[Exercise instructions]:
Which lines in the records below contain the word "Описание"? Copy each of them.

** start Data to use **

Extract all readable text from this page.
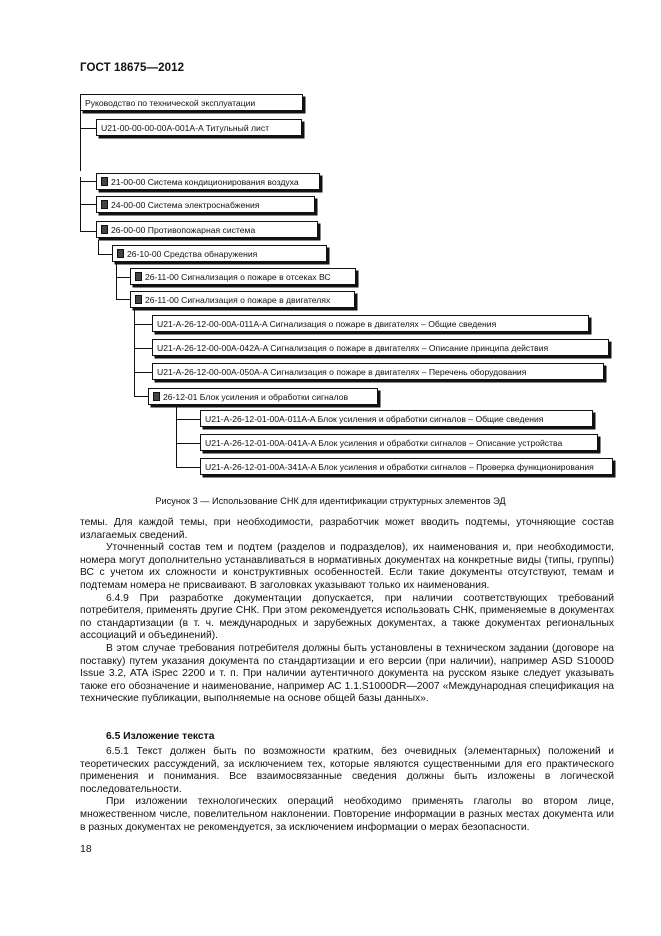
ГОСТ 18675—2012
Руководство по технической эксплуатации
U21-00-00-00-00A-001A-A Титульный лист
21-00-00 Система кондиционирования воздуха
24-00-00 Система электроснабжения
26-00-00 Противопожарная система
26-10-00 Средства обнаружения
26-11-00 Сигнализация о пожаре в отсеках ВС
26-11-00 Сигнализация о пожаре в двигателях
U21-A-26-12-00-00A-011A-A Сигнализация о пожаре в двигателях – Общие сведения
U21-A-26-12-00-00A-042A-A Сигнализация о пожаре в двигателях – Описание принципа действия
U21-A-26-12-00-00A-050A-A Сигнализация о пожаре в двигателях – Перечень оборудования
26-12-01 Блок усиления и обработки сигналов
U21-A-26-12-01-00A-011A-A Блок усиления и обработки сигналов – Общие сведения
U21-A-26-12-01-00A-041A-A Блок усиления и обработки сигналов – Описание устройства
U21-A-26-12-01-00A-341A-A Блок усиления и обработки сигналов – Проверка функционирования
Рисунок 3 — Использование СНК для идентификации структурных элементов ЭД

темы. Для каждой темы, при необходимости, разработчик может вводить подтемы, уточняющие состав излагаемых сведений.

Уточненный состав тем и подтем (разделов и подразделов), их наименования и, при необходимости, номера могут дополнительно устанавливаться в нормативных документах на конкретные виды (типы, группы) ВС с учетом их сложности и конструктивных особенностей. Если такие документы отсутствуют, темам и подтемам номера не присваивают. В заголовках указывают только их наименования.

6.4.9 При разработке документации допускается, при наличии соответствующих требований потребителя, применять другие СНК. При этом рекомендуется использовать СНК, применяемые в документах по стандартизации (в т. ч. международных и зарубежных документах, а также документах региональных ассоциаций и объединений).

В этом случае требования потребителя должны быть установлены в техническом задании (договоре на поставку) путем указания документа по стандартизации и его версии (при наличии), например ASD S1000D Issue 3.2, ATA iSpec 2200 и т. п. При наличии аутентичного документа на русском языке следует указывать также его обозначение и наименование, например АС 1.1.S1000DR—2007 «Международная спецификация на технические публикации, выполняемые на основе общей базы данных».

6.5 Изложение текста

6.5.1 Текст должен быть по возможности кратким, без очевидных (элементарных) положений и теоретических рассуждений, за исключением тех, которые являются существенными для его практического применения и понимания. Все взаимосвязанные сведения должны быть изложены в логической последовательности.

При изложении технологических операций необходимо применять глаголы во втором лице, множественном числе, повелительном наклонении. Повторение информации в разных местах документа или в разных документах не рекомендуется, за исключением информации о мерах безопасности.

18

** end Data to use **
** start Data to use **

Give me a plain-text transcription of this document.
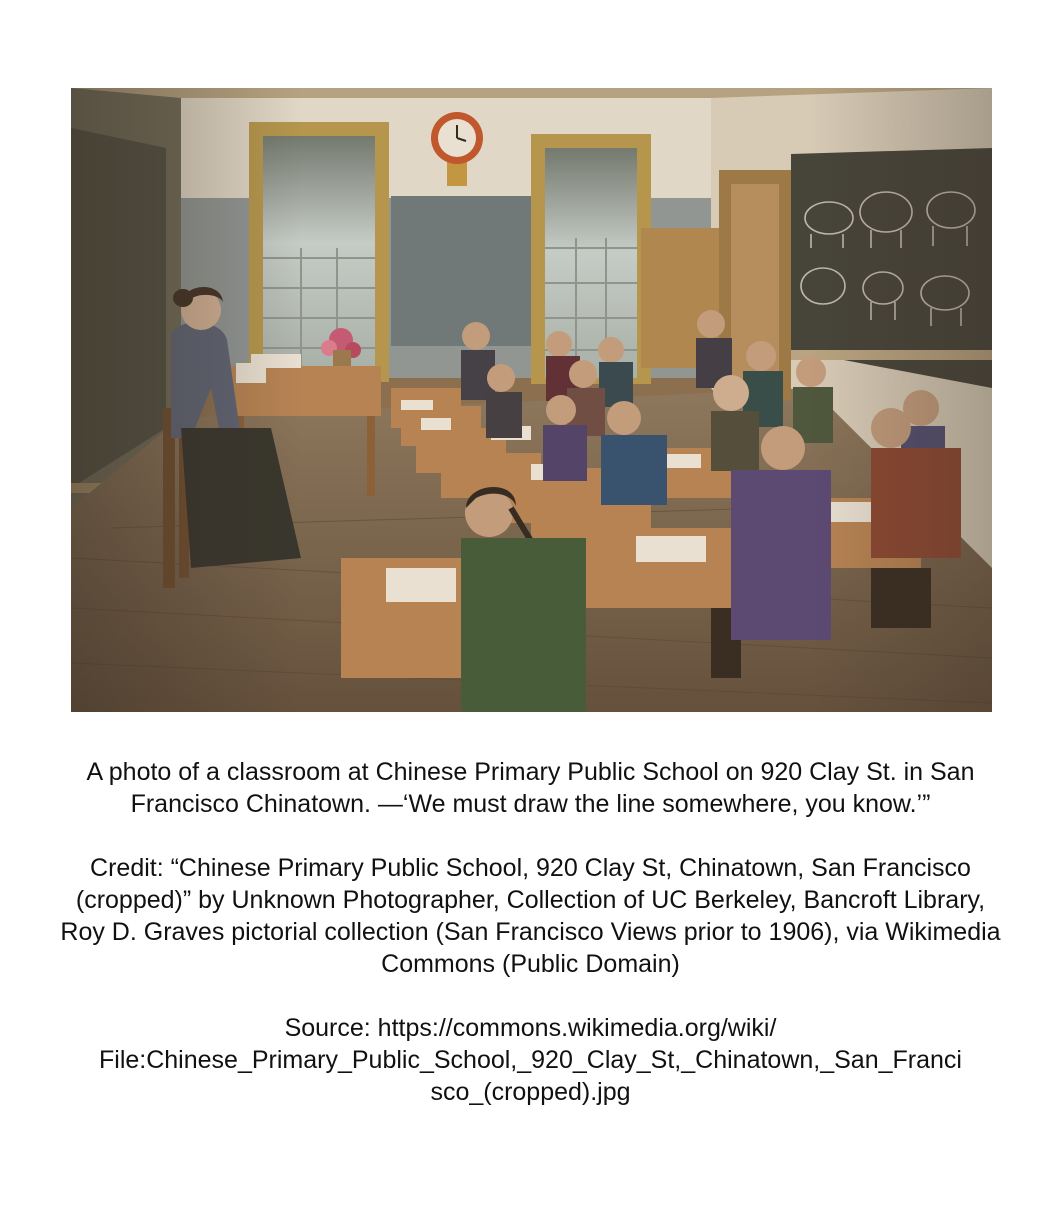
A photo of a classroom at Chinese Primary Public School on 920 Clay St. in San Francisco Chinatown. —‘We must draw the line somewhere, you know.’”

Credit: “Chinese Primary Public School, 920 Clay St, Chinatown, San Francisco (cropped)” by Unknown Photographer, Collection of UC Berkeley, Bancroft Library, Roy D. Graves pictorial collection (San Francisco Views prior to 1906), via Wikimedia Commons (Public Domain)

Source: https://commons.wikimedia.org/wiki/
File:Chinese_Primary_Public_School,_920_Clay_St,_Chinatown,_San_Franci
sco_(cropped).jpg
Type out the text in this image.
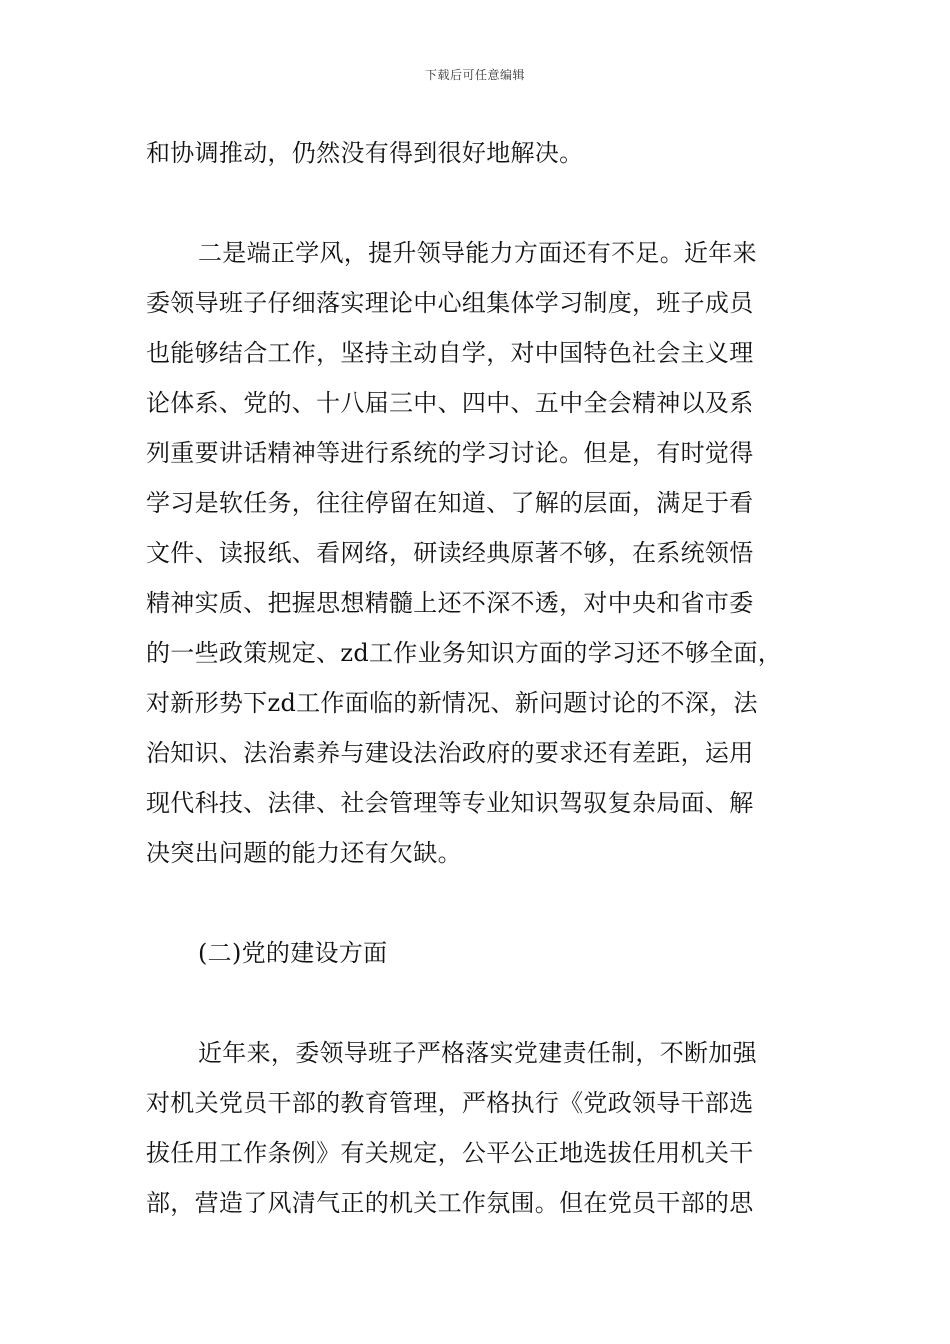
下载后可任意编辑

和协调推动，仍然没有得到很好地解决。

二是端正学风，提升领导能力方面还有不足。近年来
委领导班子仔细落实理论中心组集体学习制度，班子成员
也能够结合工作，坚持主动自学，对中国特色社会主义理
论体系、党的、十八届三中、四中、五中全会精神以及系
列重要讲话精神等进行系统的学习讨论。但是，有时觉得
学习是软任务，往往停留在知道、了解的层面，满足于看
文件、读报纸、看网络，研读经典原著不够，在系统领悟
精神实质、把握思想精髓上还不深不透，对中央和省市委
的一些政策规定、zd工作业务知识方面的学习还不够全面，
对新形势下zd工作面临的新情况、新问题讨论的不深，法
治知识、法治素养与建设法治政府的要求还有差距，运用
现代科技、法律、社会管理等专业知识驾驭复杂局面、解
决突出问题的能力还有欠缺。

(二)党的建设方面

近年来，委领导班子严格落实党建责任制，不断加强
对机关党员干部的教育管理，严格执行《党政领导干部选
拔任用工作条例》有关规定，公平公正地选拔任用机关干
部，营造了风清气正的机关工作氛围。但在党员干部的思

** end Data to use **

[Answer in full]:
U21-A-26-12-00-00A-042A-A Сигнализация о пожаре в двигателях – Описание принципа действия
U21-A-26-12-01-00A-041A-A Блок усиления и обработки сигналов – Описание устройства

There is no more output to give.